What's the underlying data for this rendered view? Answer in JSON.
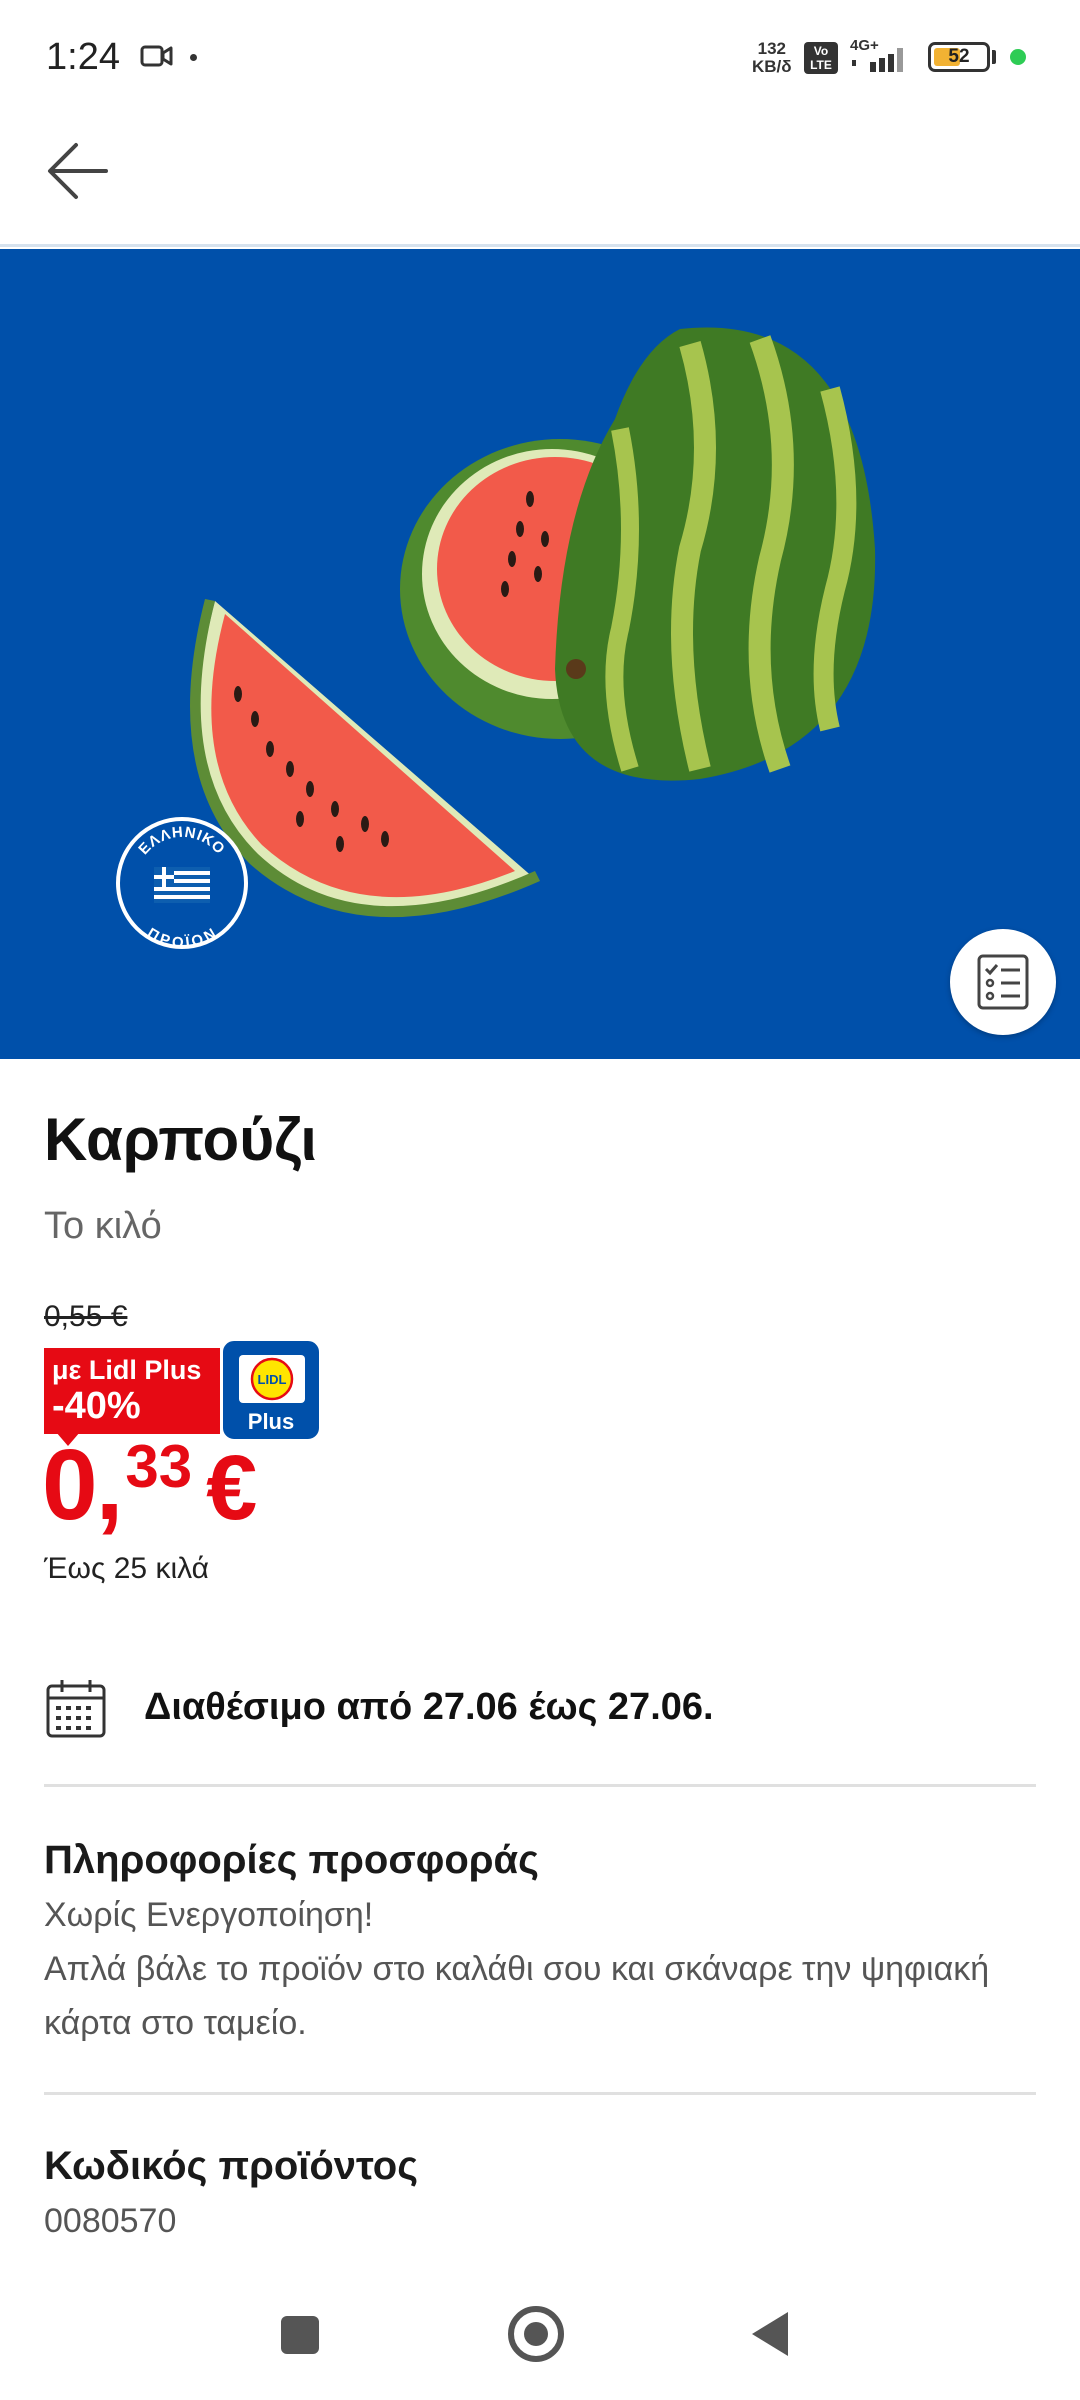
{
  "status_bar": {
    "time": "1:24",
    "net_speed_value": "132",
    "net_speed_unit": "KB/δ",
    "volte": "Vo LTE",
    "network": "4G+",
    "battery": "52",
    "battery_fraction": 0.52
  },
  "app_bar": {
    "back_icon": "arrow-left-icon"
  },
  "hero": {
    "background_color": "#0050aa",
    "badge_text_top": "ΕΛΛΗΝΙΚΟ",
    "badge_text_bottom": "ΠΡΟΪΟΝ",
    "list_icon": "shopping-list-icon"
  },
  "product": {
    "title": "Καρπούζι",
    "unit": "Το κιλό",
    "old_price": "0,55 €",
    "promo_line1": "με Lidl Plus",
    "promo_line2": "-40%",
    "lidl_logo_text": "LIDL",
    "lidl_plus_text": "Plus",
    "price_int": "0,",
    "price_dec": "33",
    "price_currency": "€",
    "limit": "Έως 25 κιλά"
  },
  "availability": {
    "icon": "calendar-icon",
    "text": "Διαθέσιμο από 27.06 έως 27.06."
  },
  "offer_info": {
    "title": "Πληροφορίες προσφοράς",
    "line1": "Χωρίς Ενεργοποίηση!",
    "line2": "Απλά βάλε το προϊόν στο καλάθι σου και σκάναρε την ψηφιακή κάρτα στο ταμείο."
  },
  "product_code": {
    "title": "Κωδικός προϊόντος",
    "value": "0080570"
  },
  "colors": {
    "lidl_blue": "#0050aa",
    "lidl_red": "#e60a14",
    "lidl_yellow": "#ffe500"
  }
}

****************

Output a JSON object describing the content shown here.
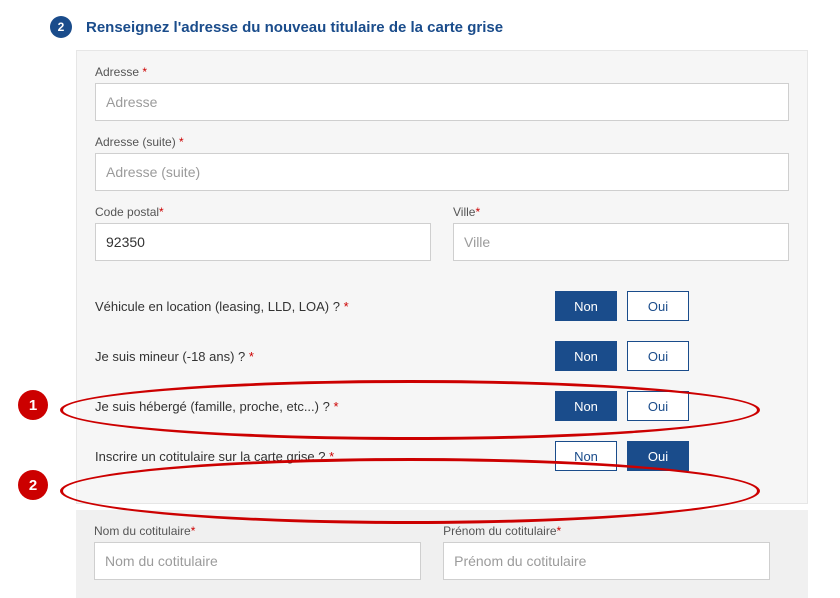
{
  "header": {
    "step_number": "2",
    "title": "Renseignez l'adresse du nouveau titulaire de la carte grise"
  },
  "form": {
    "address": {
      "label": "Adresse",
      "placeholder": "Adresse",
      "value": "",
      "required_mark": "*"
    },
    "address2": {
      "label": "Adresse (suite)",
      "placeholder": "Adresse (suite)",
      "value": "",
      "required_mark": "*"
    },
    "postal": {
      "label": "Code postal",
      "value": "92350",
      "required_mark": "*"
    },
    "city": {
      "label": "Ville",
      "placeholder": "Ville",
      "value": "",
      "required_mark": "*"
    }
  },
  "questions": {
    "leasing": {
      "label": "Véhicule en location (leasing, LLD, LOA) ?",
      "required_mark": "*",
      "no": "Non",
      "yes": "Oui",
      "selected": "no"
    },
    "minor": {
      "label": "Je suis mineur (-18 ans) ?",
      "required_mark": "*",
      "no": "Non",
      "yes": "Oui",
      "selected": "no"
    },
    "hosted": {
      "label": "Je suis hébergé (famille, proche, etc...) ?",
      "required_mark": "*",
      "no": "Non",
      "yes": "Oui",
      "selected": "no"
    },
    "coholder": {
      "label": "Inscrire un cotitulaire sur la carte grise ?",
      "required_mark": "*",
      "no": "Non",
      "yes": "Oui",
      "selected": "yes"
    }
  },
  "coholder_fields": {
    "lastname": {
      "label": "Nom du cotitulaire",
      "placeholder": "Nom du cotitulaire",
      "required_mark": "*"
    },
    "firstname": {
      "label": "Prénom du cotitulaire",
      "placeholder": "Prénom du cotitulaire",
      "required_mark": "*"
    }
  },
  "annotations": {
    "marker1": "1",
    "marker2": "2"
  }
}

****************

SHORT PROBLEM: List the lines of the entries that include "placeholder".

TASK RESULT:
      "placeholder": "Adresse",
      "placeholder": "Adresse (suite)",
      "placeholder": "Ville",
      "placeholder": "Nom du cotitulaire",
      "placeholder": "Prénom du cotitulaire",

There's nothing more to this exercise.